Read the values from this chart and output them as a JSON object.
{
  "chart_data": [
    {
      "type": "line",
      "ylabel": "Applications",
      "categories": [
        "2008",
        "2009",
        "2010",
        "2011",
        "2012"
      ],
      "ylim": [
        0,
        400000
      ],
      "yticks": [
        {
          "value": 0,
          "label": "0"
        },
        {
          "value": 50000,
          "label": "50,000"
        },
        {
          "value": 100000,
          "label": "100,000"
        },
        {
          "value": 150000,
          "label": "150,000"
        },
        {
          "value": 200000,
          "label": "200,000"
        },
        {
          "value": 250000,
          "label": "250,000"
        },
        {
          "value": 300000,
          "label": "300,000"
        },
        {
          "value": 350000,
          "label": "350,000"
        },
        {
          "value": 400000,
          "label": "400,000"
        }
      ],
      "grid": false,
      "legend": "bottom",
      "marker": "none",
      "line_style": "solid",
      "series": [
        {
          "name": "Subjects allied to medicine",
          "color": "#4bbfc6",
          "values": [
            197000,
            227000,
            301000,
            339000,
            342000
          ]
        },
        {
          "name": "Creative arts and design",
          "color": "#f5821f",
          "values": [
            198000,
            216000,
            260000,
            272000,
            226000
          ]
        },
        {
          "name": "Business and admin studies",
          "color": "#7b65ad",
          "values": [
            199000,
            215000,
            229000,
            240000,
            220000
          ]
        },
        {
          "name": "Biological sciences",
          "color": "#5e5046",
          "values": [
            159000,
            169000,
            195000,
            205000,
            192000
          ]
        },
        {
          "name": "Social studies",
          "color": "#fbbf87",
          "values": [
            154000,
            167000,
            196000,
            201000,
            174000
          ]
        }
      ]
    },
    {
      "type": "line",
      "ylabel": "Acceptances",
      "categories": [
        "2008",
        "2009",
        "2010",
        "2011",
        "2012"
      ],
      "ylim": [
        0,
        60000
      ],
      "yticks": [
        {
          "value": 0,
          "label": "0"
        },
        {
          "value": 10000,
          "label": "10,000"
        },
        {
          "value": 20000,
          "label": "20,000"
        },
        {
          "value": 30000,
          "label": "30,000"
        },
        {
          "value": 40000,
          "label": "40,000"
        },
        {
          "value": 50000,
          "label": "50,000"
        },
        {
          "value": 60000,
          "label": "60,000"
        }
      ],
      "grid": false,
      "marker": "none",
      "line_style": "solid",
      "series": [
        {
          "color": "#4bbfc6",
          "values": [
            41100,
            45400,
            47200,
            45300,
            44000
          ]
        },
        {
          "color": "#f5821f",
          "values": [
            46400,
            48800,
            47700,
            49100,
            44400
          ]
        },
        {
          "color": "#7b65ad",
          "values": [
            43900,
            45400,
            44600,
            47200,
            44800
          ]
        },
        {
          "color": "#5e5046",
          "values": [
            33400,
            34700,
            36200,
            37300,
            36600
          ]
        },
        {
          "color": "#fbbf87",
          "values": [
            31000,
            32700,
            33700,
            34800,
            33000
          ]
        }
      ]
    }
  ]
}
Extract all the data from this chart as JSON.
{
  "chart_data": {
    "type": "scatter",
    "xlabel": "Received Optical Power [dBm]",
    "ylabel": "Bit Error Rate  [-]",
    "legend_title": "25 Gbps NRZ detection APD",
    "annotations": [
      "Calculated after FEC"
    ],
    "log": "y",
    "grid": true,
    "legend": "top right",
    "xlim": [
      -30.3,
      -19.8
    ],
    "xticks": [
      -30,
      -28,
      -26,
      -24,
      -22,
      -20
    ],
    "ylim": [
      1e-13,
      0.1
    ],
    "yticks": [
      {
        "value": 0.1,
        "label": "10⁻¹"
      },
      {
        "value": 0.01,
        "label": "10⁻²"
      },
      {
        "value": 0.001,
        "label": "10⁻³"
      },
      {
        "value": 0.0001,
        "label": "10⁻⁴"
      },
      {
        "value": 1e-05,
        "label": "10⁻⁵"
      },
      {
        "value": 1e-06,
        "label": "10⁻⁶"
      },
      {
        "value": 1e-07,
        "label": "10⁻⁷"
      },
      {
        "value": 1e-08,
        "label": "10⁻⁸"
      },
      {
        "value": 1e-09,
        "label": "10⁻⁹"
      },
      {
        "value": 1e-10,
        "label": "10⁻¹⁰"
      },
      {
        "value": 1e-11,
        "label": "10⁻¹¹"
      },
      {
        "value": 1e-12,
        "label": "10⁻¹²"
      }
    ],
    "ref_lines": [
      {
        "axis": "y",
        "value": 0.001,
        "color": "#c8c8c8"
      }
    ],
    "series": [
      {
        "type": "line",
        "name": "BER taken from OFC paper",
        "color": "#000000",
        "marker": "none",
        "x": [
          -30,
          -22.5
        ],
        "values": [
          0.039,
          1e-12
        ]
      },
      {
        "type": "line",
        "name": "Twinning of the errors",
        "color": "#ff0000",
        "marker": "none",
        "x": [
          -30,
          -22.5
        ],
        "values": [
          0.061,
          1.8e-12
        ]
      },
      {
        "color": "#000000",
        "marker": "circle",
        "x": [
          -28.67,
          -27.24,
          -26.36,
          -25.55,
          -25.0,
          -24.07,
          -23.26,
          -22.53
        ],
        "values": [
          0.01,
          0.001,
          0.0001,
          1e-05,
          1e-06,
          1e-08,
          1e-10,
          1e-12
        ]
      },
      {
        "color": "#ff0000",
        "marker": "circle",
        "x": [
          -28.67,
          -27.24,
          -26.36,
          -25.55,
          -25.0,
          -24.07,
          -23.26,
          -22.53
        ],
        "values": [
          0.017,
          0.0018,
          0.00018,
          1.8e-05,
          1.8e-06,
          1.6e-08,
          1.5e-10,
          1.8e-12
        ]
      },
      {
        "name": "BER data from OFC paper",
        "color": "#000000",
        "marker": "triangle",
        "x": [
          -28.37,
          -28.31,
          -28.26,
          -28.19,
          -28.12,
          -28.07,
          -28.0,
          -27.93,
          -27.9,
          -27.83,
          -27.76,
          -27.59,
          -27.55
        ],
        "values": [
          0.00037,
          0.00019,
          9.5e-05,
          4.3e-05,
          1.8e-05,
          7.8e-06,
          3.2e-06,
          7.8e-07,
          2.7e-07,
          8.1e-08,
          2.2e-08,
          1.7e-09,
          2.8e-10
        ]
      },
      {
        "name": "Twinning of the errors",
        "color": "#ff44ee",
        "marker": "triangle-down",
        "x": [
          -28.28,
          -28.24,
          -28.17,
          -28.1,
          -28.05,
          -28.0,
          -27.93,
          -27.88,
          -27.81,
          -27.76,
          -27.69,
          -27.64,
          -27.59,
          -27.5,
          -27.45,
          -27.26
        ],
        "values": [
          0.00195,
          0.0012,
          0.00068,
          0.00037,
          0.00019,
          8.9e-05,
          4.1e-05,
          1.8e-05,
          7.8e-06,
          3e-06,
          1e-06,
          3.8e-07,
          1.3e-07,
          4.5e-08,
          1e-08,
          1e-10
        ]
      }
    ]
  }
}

·····

[WHAT IS NEEDED] Print the records above in full, exactly.

[RESULT FOR THIS TASK]
Read the values from this chart and output them as a JSON object.
{
  "chart_data": [
    {
      "type": "line",
      "ylabel": "Applications",
      "categories": [
        "2008",
        "2009",
        "2010",
        "2011",
        "2012"
      ],
      "ylim": [
        0,
        400000
      ],
      "yticks": [
        {
          "value": 0,
          "label": "0"
        },
        {
          "value": 50000,
          "label": "50,000"
        },
        {
          "value": 100000,
          "label": "100,000"
        },
        {
          "value": 150000,
          "label": "150,000"
        },
        {
          "value": 200000,
          "label": "200,000"
        },
        {
          "value": 250000,
          "label": "250,000"
        },
        {
          "value": 300000,
          "label": "300,000"
        },
        {
          "value": 350000,
          "label": "350,000"
        },
        {
          "value": 400000,
          "label": "400,000"
        }
      ],
      "grid": false,
      "legend": "bottom",
      "marker": "none",
      "line_style": "solid",
      "series": [
        {
          "name": "Subjects allied to medicine",
          "color": "#4bbfc6",
          "values": [
            197000,
            227000,
            301000,
            339000,
            342000
          ]
        },
        {
          "name": "Creative arts and design",
          "color": "#f5821f",
          "values": [
            198000,
            216000,
            260000,
            272000,
            226000
          ]
        },
        {
          "name": "Business and admin studies",
          "color": "#7b65ad",
          "values": [
            199000,
            215000,
            229000,
            240000,
            220000
          ]
        },
        {
          "name": "Biological sciences",
          "color": "#5e5046",
          "values": [
            159000,
            169000,
            195000,
            205000,
            192000
          ]
        },
        {
          "name": "Social studies",
          "color": "#fbbf87",
          "values": [
            154000,
            167000,
            196000,
            201000,
            174000
          ]
        }
      ]
    },
    {
      "type": "line",
      "ylabel": "Acceptances",
      "categories": [
        "2008",
        "2009",
        "2010",
        "2011",
        "2012"
      ],
      "ylim": [
        0,
        60000
      ],
      "yticks": [
        {
          "value": 0,
          "label": "0"
        },
        {
          "value": 10000,
          "label": "10,000"
        },
        {
          "value": 20000,
          "label": "20,000"
        },
        {
          "value": 30000,
          "label": "30,000"
        },
        {
          "value": 40000,
          "label": "40,000"
        },
        {
          "value": 50000,
          "label": "50,000"
        },
        {
          "value": 60000,
          "label": "60,000"
        }
      ],
      "grid": false,
      "marker": "none",
      "line_style": "solid",
      "series": [
        {
          "color": "#4bbfc6",
          "values": [
            41100,
            45400,
            47200,
            45300,
            44000
          ]
        },
        {
          "color": "#f5821f",
          "values": [
            46400,
            48800,
            47700,
            49100,
            44400
          ]
        },
        {
          "color": "#7b65ad",
          "values": [
            43900,
            45400,
            44600,
            47200,
            44800
          ]
        },
        {
          "color": "#5e5046",
          "values": [
            33400,
            34700,
            36200,
            37300,
            36600
          ]
        },
        {
          "color": "#fbbf87",
          "values": [
            31000,
            32700,
            33700,
            34800,
            33000
          ]
        }
      ]
    }
  ]
}
Extract all the data from this chart as JSON.
{
  "chart_data": {
    "type": "scatter",
    "xlabel": "Received Optical Power [dBm]",
    "ylabel": "Bit Error Rate  [-]",
    "legend_title": "25 Gbps NRZ detection APD",
    "annotations": [
      "Calculated after FEC"
    ],
    "log": "y",
    "grid": true,
    "legend": "top right",
    "xlim": [
      -30.3,
      -19.8
    ],
    "xticks": [
      -30,
      -28,
      -26,
      -24,
      -22,
      -20
    ],
    "ylim": [
      1e-13,
      0.1
    ],
    "yticks": [
      {
        "value": 0.1,
        "label": "10⁻¹"
      },
      {
        "value": 0.01,
        "label": "10⁻²"
      },
      {
        "value": 0.001,
        "label": "10⁻³"
      },
      {
        "value": 0.0001,
        "label": "10⁻⁴"
      },
      {
        "value": 1e-05,
        "label": "10⁻⁵"
      },
      {
        "value": 1e-06,
        "label": "10⁻⁶"
      },
      {
        "value": 1e-07,
        "label": "10⁻⁷"
      },
      {
        "value": 1e-08,
        "label": "10⁻⁸"
      },
      {
        "value": 1e-09,
        "label": "10⁻⁹"
      },
      {
        "value": 1e-10,
        "label": "10⁻¹⁰"
      },
      {
        "value": 1e-11,
        "label": "10⁻¹¹"
      },
      {
        "value": 1e-12,
        "label": "10⁻¹²"
      }
    ],
    "ref_lines": [
      {
        "axis": "y",
        "value": 0.001,
        "color": "#c8c8c8"
      }
    ],
    "series": [
      {
        "type": "line",
        "name": "BER taken from OFC paper",
        "color": "#000000",
        "marker": "none",
        "x": [
          -30,
          -22.5
        ],
        "values": [
          0.039,
          1e-12
        ]
      },
      {
        "type": "line",
        "name": "Twinning of the errors",
        "color": "#ff0000",
        "marker": "none",
        "x": [
          -30,
          -22.5
        ],
        "values": [
          0.061,
          1.8e-12
        ]
      },
      {
        "color": "#000000",
        "marker": "circle",
        "x": [
          -28.67,
          -27.24,
          -26.36,
          -25.55,
          -25.0,
          -24.07,
          -23.26,
          -22.53
        ],
        "values": [
          0.01,
          0.001,
          0.0001,
          1e-05,
          1e-06,
          1e-08,
          1e-10,
          1e-12
        ]
      },
      {
        "color": "#ff0000",
        "marker": "circle",
        "x": [
          -28.67,
          -27.24,
          -26.36,
          -25.55,
          -25.0,
          -24.07,
          -23.26,
          -22.53
        ],
        "values": [
          0.017,
          0.0018,
          0.00018,
          1.8e-05,
          1.8e-06,
          1.6e-08,
          1.5e-10,
          1.8e-12
        ]
      },
      {
        "name": "BER data from OFC paper",
        "color": "#000000",
        "marker": "triangle",
        "x": [
          -28.37,
          -28.31,
          -28.26,
          -28.19,
          -28.12,
          -28.07,
          -28.0,
          -27.93,
          -27.9,
          -27.83,
          -27.76,
          -27.59,
          -27.55
        ],
        "values": [
          0.00037,
          0.00019,
          9.5e-05,
          4.3e-05,
          1.8e-05,
          7.8e-06,
          3.2e-06,
          7.8e-07,
          2.7e-07,
          8.1e-08,
          2.2e-08,
          1.7e-09,
          2.8e-10
        ]
      },
      {
        "name": "Twinning of the errors",
        "color": "#ff44ee",
        "marker": "triangle-down",
        "x": [
          -28.28,
          -28.24,
          -28.17,
          -28.1,
          -28.05,
          -28.0,
          -27.93,
          -27.88,
          -27.81,
          -27.76,
          -27.69,
          -27.64,
          -27.59,
          -27.5,
          -27.45,
          -27.26
        ],
        "values": [
          0.00195,
          0.0012,
          0.00068,
          0.00037,
          0.00019,
          8.9e-05,
          4.1e-05,
          1.8e-05,
          7.8e-06,
          3e-06,
          1e-06,
          3.8e-07,
          1.3e-07,
          4.5e-08,
          1e-08,
          1e-10
        ]
      }
    ]
  }
}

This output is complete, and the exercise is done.